>>>

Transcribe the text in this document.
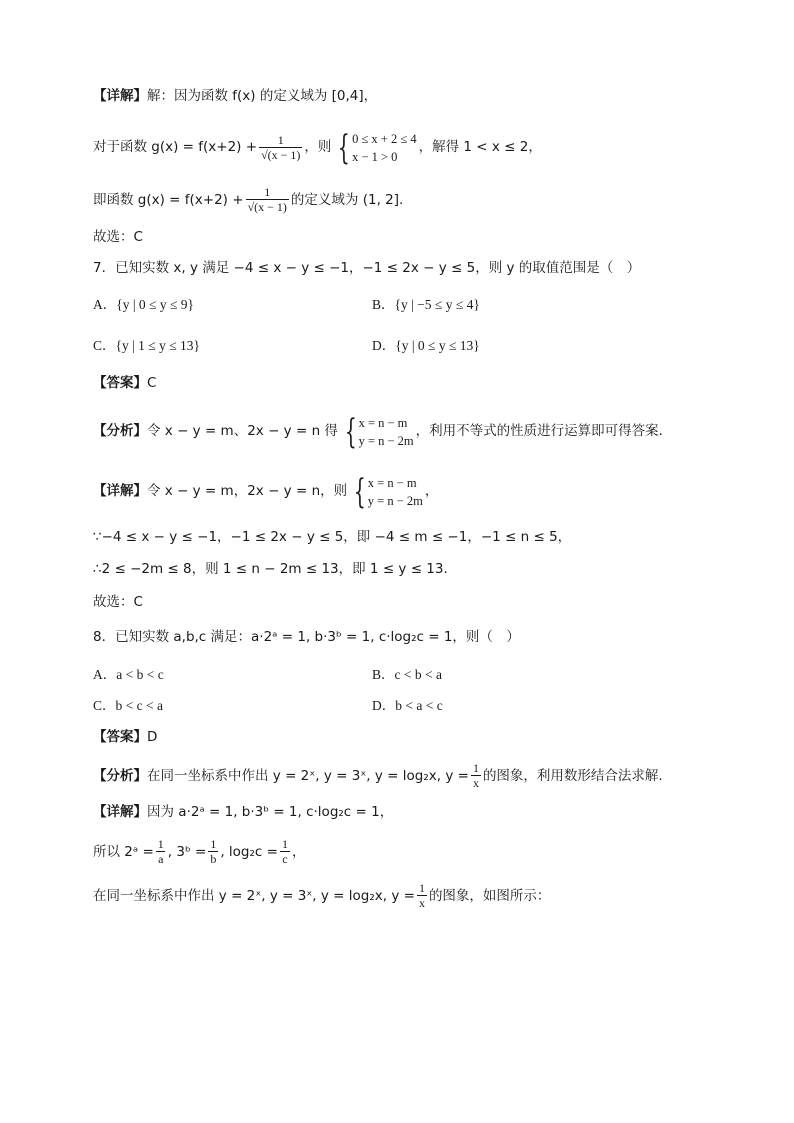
【详解】解：因为函数 f(x) 的定义域为 [0,4]，
对于函数 $g(x) = f(x+2) + \frac{1}{√(x - 1)}$ ，则 { 0 ≤ x + 2 ≤ 4
x − 1 > 0
，解得 1 < x ≤ 2，
即函数 $g(x) = f(x+2) + \frac{1}{√(x - 1)}$ 的定义域为 (1, 2].
故选：C
7．已知实数 x, y 满足 −4 ≤ x − y ≤ −1，−1 ≤ 2x − y ≤ 5，则 y 的取值范围是（　）
A．{y | 0 ≤ y ≤ 9}	B．{y | −5 ≤ y ≤ 4}
C．{y | 1 ≤ y ≤ 13}	D．{y | 0 ≤ y ≤ 13}
【答案】C
【分析】 令 x − y = m、2x − y = n 得 { x = n − m
y = n − 2m
，利用不等式的性质进行运算即可得答案．
【详解】 令 x − y = m，2x − y = n，则 { x = n − m
y = n − 2m
，
∵−4 ≤ x − y ≤ −1，−1 ≤ 2x − y ≤ 5，即 −4 ≤ m ≤ −1，−1 ≤ n ≤ 5，
∴2 ≤ −2m ≤ 8，则 1 ≤ n − 2m ≤ 13，即 1 ≤ y ≤ 13.
故选：C
8．已知实数 a,b,c 满足：a·2ᵃ = 1, b·3ᵇ = 1, c·log₂c = 1，则（　）
A．a < b < c	B．c < b < a
C．b < c < a	D．b < a < c
【答案】D
【分析】 在同一坐标系中作出 y = 2ˣ, y = 3ˣ, y = log₂x, $y = \frac{1}{x}$ 的图象，利用数形结合法求解.
【详解】因为 a·2ᵃ = 1, b·3ᵇ = 1, c·log₂c = 1，
所以 2ᵃ = $\frac{1}{a}$ , 3ᵇ = $\frac{1}{b}$ , $\log_2c = \frac{1}{c}$ ，
在同一坐标系中作出 y = 2ˣ, y = 3ˣ, y = log₂x, $y = \frac{1}{x}$ 的图象，如图所示：
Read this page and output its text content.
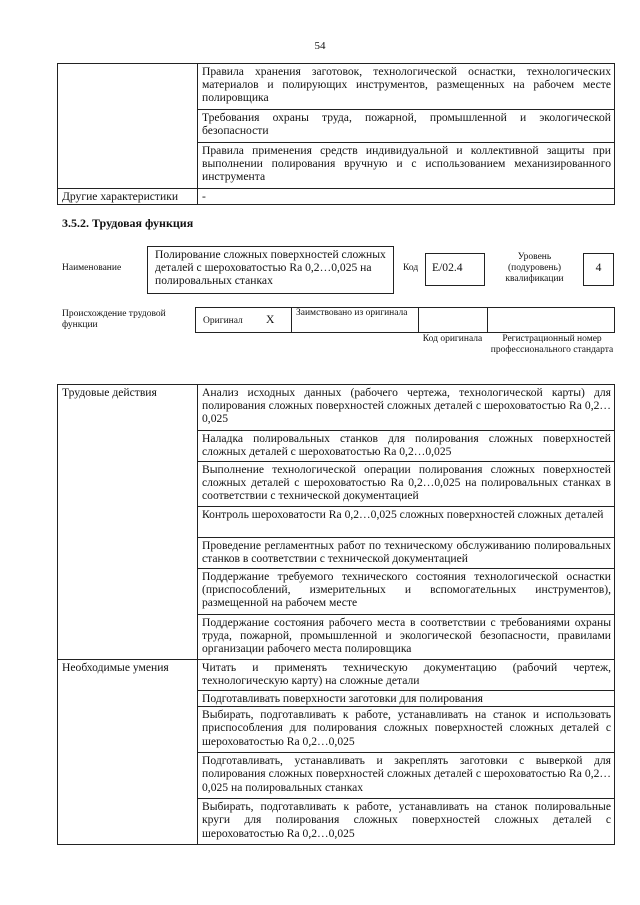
54
	Правила хранения заготовок, технологической оснастки, технологических материалов и полирующих инструментов, размещенных на рабочем месте полировщика
	Требования охраны труда, пожарной, промышленной и экологической безопасности
	Правила применения средств индивидуальной и коллективной защиты при выполнении полирования вручную и с использованием механизированного инструмента
Другие характеристики	-
3.5.2. Трудовая функция
Наименование
Полирование сложных поверхностей сложных деталей с шероховатостью Ra 0,2…0,025 на полировальных станках
Код	E/02.4
Уровень (подуровень) квалификации
4
Происхождение трудовой функции	Оригинал X Заимствовано из оригинала
Код оригинала	Регистрационный номер профессионального стандарта
Трудовые действия	Анализ исходных данных (рабочего чертежа, технологической карты) для полирования сложных поверхностей сложных деталей с шероховатостью Ra 0,2…0,025
	Наладка полировальных станков для полирования сложных поверхностей сложных деталей с шероховатостью Ra 0,2…0,025
	Выполнение технологической операции полирования сложных поверхностей сложных деталей с шероховатостью Ra 0,2…0,025 на полировальных станках в соответствии с технической документацией
	Контроль шероховатости Ra 0,2…0,025 сложных поверхностей сложных деталей
	Проведение регламентных работ по техническому обслуживанию полировальных станков в соответствии с технической документацией
	Поддержание требуемого технического состояния технологической оснастки (приспособлений, измерительных и вспомогательных инструментов), размещенной на рабочем месте
	Поддержание состояния рабочего места в соответствии с требованиями охраны труда, пожарной, промышленной и экологической безопасности, правилами организации рабочего места полировщика
Необходимые умения	Читать и применять техническую документацию (рабочий чертеж, технологическую карту) на сложные детали
	Подготавливать поверхности заготовки для полирования
	Выбирать, подготавливать к работе, устанавливать на станок и использовать приспособления для полирования сложных поверхностей сложных деталей с шероховатостью Ra 0,2…0,025
	Подготавливать, устанавливать и закреплять заготовки с выверкой для полирования сложных поверхностей сложных деталей с шероховатостью Ra 0,2…0,025 на полировальных станках
	Выбирать, подготавливать к работе, устанавливать на станок полировальные круги для полирования сложных поверхностей сложных деталей с шероховатостью Ra 0,2…0,025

<<<

**Your objective:** Which lines include "пожарной"? Copy each of them out.

**Completed exercise:**
	Требования охраны труда, пожарной, промышленной и экологической безопасности
	Поддержание состояния рабочего места в соответствии с требованиями охраны труда, пожарной, промышленной и экологической безопасности, правилами организации рабочего места полировщика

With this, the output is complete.